WORK INSTRUCTIONS. Each line that holds the word "TradingView" is to be identified and copied.

═══ DATA FOR THE TASK ═══

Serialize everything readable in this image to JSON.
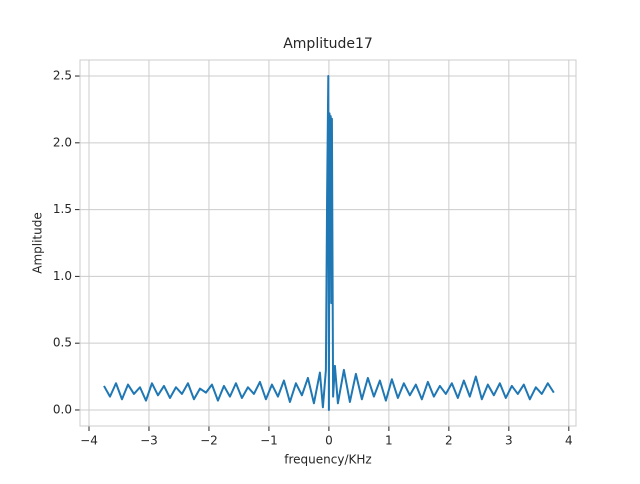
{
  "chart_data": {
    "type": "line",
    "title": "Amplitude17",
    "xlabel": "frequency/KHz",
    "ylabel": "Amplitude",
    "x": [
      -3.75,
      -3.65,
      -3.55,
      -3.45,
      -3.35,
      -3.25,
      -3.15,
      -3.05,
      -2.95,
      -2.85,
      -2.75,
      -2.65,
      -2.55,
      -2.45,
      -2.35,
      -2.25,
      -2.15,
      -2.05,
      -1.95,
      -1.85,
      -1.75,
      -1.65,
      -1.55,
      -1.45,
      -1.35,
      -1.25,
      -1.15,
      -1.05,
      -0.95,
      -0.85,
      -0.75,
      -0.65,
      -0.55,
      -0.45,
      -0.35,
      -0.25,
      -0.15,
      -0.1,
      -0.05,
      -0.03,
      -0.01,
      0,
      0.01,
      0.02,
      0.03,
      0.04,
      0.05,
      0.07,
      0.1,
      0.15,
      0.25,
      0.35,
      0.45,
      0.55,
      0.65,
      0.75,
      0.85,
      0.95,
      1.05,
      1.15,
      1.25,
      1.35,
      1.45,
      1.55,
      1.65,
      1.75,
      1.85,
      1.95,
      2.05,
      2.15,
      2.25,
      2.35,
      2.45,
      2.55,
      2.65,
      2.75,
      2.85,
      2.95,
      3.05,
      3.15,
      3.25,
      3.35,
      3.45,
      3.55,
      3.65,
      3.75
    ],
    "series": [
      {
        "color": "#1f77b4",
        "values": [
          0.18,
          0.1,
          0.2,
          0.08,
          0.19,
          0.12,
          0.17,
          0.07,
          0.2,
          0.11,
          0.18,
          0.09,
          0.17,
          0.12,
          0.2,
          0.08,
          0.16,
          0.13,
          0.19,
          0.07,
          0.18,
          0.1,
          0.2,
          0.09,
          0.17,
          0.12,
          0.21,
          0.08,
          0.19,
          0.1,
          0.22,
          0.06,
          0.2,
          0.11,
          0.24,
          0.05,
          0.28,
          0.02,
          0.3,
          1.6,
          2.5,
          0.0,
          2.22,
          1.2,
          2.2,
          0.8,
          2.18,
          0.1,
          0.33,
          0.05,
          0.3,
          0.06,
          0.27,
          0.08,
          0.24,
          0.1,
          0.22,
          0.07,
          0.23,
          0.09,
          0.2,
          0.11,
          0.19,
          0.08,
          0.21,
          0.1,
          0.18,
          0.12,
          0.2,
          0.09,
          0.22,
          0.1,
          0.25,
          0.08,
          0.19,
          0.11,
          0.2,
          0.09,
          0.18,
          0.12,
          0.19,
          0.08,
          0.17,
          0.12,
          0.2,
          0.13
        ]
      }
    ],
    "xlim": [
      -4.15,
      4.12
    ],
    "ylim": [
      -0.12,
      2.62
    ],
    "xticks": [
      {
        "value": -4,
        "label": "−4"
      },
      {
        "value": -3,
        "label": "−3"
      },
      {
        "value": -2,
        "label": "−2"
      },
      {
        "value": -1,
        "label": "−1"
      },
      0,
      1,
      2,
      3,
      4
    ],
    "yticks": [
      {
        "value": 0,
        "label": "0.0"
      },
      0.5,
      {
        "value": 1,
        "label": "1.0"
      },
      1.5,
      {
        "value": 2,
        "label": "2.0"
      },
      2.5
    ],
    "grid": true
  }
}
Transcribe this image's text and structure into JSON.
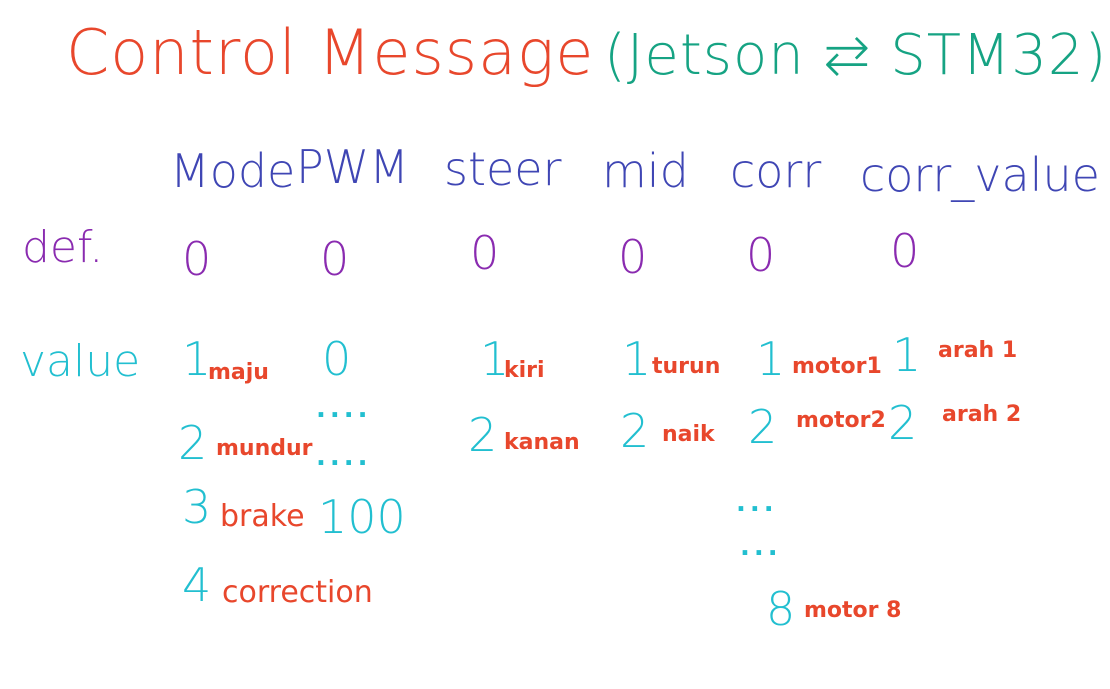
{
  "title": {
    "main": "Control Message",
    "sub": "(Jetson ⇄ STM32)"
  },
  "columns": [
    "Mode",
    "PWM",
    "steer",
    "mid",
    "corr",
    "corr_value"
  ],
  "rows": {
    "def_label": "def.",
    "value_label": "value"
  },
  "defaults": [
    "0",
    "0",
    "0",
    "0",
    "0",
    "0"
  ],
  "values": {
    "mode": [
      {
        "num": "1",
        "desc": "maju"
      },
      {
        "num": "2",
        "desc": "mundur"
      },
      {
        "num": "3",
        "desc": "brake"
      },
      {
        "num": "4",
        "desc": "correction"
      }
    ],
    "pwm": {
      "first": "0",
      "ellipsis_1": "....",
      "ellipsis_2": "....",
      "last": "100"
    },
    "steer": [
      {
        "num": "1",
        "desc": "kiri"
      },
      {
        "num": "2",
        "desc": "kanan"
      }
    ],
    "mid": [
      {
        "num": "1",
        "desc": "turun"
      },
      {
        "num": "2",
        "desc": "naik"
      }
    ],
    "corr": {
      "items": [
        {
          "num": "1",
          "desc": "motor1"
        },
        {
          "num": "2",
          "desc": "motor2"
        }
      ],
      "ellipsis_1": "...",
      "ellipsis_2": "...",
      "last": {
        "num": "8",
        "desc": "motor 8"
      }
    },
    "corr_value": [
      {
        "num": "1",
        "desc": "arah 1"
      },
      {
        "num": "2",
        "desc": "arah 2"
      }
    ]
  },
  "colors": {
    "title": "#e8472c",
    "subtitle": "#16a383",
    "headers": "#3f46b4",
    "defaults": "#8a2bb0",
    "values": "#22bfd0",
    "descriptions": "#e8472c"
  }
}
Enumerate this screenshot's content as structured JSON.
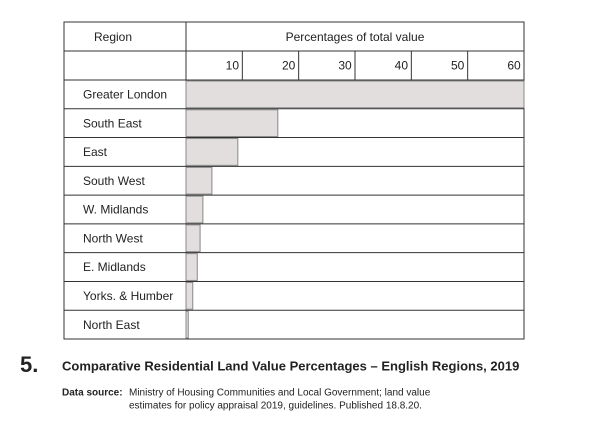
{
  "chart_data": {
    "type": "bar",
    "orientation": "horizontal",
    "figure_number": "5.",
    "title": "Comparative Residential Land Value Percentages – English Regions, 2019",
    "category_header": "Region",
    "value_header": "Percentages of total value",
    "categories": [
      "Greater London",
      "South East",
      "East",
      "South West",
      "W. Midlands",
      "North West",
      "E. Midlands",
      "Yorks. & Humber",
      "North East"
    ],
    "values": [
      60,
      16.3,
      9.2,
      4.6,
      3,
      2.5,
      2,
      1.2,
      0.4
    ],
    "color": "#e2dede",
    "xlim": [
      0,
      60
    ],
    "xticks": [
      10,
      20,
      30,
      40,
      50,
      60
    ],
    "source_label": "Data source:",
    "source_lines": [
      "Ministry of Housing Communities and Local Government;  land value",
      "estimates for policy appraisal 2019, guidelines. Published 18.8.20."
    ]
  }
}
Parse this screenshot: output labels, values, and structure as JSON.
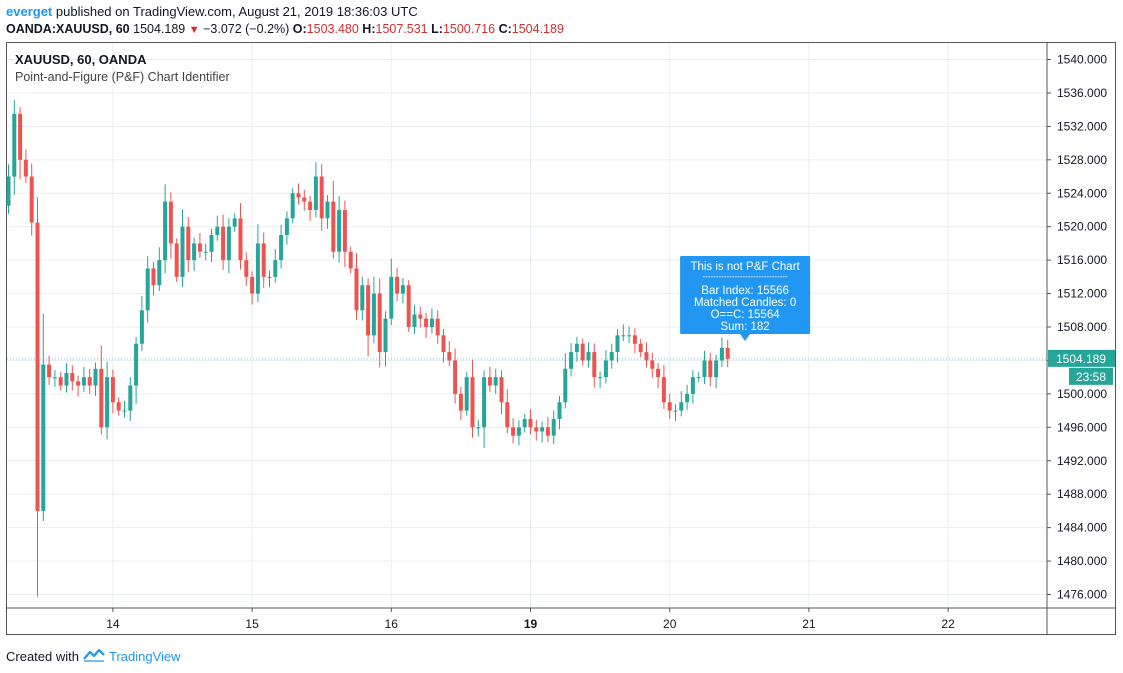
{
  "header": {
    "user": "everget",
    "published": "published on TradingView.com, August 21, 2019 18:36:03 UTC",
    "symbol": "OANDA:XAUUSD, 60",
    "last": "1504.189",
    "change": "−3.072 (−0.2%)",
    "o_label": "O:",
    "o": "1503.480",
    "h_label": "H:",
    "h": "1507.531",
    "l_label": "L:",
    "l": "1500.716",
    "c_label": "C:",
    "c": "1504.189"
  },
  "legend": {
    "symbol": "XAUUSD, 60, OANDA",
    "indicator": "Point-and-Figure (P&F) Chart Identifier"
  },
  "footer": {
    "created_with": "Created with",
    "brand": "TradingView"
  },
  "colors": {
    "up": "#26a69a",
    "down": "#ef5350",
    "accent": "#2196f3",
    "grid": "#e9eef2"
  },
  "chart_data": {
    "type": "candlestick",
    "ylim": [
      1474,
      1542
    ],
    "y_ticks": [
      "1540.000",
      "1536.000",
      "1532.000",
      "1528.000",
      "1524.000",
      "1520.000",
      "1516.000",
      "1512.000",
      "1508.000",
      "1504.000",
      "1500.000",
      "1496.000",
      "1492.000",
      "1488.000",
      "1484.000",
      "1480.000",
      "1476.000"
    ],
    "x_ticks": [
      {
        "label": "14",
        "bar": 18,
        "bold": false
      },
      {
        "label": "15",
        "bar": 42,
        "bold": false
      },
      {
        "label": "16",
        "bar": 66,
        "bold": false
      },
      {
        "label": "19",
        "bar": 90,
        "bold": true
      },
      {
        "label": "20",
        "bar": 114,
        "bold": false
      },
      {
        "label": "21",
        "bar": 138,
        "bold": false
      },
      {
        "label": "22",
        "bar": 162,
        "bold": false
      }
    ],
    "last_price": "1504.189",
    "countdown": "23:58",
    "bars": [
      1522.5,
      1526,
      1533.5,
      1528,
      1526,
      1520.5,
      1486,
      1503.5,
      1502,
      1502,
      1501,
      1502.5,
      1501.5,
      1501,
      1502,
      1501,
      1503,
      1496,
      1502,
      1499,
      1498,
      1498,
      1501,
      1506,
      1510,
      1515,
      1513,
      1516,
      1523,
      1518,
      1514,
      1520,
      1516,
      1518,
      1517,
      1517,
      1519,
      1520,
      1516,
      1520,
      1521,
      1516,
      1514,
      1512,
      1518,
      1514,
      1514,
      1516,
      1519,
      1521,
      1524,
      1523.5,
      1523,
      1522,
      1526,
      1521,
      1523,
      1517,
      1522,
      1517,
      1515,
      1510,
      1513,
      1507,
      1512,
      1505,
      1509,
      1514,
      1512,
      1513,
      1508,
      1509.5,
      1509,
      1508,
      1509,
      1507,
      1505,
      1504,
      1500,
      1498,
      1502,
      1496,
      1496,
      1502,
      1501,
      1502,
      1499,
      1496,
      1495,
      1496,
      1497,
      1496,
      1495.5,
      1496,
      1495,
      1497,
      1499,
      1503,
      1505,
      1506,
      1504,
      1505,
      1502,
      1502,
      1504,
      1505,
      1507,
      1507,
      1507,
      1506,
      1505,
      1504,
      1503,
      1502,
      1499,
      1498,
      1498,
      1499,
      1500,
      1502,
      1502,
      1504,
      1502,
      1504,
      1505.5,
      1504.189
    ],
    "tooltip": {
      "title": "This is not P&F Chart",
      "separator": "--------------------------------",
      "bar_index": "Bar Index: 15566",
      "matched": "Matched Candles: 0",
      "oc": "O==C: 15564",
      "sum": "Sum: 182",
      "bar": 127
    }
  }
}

═══

ANSWER TO THIS PROBLEM.
    "published": "published on TradingView.com, August 21, 2019 18:36:03 UTC",
    "brand": "TradingView"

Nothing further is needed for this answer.